((

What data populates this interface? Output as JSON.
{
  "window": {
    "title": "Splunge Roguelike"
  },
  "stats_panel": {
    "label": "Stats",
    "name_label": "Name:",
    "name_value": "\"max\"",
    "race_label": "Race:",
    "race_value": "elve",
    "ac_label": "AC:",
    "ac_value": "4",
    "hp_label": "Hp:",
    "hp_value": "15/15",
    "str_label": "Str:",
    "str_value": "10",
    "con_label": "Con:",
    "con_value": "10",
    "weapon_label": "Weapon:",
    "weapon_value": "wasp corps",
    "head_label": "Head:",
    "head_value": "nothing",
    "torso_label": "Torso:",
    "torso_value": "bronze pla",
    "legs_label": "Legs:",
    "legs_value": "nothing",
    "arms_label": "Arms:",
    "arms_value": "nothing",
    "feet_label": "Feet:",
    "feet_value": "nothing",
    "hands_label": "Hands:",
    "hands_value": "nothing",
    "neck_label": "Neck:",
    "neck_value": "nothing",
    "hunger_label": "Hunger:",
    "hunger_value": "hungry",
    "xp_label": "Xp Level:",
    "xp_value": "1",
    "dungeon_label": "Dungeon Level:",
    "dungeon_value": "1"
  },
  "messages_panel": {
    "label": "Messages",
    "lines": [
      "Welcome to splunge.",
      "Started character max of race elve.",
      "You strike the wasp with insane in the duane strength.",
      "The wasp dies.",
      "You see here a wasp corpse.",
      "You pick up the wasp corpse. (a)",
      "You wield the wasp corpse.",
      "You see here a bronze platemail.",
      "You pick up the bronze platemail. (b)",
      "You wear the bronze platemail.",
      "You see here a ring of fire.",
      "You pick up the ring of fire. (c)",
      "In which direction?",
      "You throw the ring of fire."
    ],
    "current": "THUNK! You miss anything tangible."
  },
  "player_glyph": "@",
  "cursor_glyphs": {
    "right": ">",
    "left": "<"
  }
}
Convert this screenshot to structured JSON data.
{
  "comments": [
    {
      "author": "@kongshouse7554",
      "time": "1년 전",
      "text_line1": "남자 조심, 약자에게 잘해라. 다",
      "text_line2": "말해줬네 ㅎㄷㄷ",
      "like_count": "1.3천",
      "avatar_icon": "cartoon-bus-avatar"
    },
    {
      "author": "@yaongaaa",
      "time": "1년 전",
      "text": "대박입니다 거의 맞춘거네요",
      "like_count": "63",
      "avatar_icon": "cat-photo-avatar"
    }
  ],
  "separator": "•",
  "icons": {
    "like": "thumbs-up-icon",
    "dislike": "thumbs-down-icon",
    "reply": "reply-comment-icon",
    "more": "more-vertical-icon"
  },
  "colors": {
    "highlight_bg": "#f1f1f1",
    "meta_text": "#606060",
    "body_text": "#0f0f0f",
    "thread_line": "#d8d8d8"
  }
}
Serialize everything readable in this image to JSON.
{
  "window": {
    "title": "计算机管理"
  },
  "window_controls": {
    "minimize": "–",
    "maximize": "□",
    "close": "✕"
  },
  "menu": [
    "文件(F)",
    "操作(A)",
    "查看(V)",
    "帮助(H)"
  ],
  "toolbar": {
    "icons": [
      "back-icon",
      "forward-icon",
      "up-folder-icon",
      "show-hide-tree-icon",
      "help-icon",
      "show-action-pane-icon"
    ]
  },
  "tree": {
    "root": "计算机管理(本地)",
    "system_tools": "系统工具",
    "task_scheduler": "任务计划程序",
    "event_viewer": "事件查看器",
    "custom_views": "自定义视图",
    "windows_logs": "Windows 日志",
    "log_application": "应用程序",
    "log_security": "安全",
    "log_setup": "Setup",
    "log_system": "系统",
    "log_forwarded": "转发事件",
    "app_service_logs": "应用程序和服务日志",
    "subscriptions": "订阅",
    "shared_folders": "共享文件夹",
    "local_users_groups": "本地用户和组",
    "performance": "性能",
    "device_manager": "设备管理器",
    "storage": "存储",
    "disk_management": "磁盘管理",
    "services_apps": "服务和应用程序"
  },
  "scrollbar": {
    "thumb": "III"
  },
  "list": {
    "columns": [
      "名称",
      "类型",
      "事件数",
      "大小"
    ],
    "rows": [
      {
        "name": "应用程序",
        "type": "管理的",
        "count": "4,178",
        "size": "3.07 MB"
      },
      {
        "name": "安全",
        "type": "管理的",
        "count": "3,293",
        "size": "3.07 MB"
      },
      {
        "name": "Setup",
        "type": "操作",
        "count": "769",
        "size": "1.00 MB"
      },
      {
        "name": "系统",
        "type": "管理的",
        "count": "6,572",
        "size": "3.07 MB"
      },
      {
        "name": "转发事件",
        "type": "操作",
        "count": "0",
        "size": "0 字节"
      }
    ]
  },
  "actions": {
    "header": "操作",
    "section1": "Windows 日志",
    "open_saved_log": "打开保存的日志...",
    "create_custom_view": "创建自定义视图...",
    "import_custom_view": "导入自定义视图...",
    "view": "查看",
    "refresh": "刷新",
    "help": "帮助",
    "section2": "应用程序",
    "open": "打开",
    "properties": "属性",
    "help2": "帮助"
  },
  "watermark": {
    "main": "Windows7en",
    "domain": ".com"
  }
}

))

Problem to work on> Restate the whole listing exactly.

Task response>
What data populates this interface? Output as JSON.
{
  "window": {
    "title": "Splunge Roguelike"
  },
  "stats_panel": {
    "label": "Stats",
    "name_label": "Name:",
    "name_value": "\"max\"",
    "race_label": "Race:",
    "race_value": "elve",
    "ac_label": "AC:",
    "ac_value": "4",
    "hp_label": "Hp:",
    "hp_value": "15/15",
    "str_label": "Str:",
    "str_value": "10",
    "con_label": "Con:",
    "con_value": "10",
    "weapon_label": "Weapon:",
    "weapon_value": "wasp corps",
    "head_label": "Head:",
    "head_value": "nothing",
    "torso_label": "Torso:",
    "torso_value": "bronze pla",
    "legs_label": "Legs:",
    "legs_value": "nothing",
    "arms_label": "Arms:",
    "arms_value": "nothing",
    "feet_label": "Feet:",
    "feet_value": "nothing",
    "hands_label": "Hands:",
    "hands_value": "nothing",
    "neck_label": "Neck:",
    "neck_value": "nothing",
    "hunger_label": "Hunger:",
    "hunger_value": "hungry",
    "xp_label": "Xp Level:",
    "xp_value": "1",
    "dungeon_label": "Dungeon Level:",
    "dungeon_value": "1"
  },
  "messages_panel": {
    "label": "Messages",
    "lines": [
      "Welcome to splunge.",
      "Started character max of race elve.",
      "You strike the wasp with insane in the duane strength.",
      "The wasp dies.",
      "You see here a wasp corpse.",
      "You pick up the wasp corpse. (a)",
      "You wield the wasp corpse.",
      "You see here a bronze platemail.",
      "You pick up the bronze platemail. (b)",
      "You wear the bronze platemail.",
      "You see here a ring of fire.",
      "You pick up the ring of fire. (c)",
      "In which direction?",
      "You throw the ring of fire."
    ],
    "current": "THUNK! You miss anything tangible."
  },
  "player_glyph": "@",
  "cursor_glyphs": {
    "right": ">",
    "left": "<"
  }
}
Convert this screenshot to structured JSON data.
{
  "comments": [
    {
      "author": "@kongshouse7554",
      "time": "1년 전",
      "text_line1": "남자 조심, 약자에게 잘해라. 다",
      "text_line2": "말해줬네 ㅎㄷㄷ",
      "like_count": "1.3천",
      "avatar_icon": "cartoon-bus-avatar"
    },
    {
      "author": "@yaongaaa",
      "time": "1년 전",
      "text": "대박입니다 거의 맞춘거네요",
      "like_count": "63",
      "avatar_icon": "cat-photo-avatar"
    }
  ],
  "separator": "•",
  "icons": {
    "like": "thumbs-up-icon",
    "dislike": "thumbs-down-icon",
    "reply": "reply-comment-icon",
    "more": "more-vertical-icon"
  },
  "colors": {
    "highlight_bg": "#f1f1f1",
    "meta_text": "#606060",
    "body_text": "#0f0f0f",
    "thread_line": "#d8d8d8"
  }
}
Serialize everything readable in this image to JSON.
{
  "window": {
    "title": "计算机管理"
  },
  "window_controls": {
    "minimize": "–",
    "maximize": "□",
    "close": "✕"
  },
  "menu": [
    "文件(F)",
    "操作(A)",
    "查看(V)",
    "帮助(H)"
  ],
  "toolbar": {
    "icons": [
      "back-icon",
      "forward-icon",
      "up-folder-icon",
      "show-hide-tree-icon",
      "help-icon",
      "show-action-pane-icon"
    ]
  },
  "tree": {
    "root": "计算机管理(本地)",
    "system_tools": "系统工具",
    "task_scheduler": "任务计划程序",
    "event_viewer": "事件查看器",
    "custom_views": "自定义视图",
    "windows_logs": "Windows 日志",
    "log_application": "应用程序",
    "log_security": "安全",
    "log_setup": "Setup",
    "log_system": "系统",
    "log_forwarded": "转发事件",
    "app_service_logs": "应用程序和服务日志",
    "subscriptions": "订阅",
    "shared_folders": "共享文件夹",
    "local_users_groups": "本地用户和组",
    "performance": "性能",
    "device_manager": "设备管理器",
    "storage": "存储",
    "disk_management": "磁盘管理",
    "services_apps": "服务和应用程序"
  },
  "scrollbar": {
    "thumb": "III"
  },
  "list": {
    "columns": [
      "名称",
      "类型",
      "事件数",
      "大小"
    ],
    "rows": [
      {
        "name": "应用程序",
        "type": "管理的",
        "count": "4,178",
        "size": "3.07 MB"
      },
      {
        "name": "安全",
        "type": "管理的",
        "count": "3,293",
        "size": "3.07 MB"
      },
      {
        "name": "Setup",
        "type": "操作",
        "count": "769",
        "size": "1.00 MB"
      },
      {
        "name": "系统",
        "type": "管理的",
        "count": "6,572",
        "size": "3.07 MB"
      },
      {
        "name": "转发事件",
        "type": "操作",
        "count": "0",
        "size": "0 字节"
      }
    ]
  },
  "actions": {
    "header": "操作",
    "section1": "Windows 日志",
    "open_saved_log": "打开保存的日志...",
    "create_custom_view": "创建自定义视图...",
    "import_custom_view": "导入自定义视图...",
    "view": "查看",
    "refresh": "刷新",
    "help": "帮助",
    "section2": "应用程序",
    "open": "打开",
    "properties": "属性",
    "help2": "帮助"
  },
  "watermark": {
    "main": "Windows7en",
    "domain": ".com"
  }
}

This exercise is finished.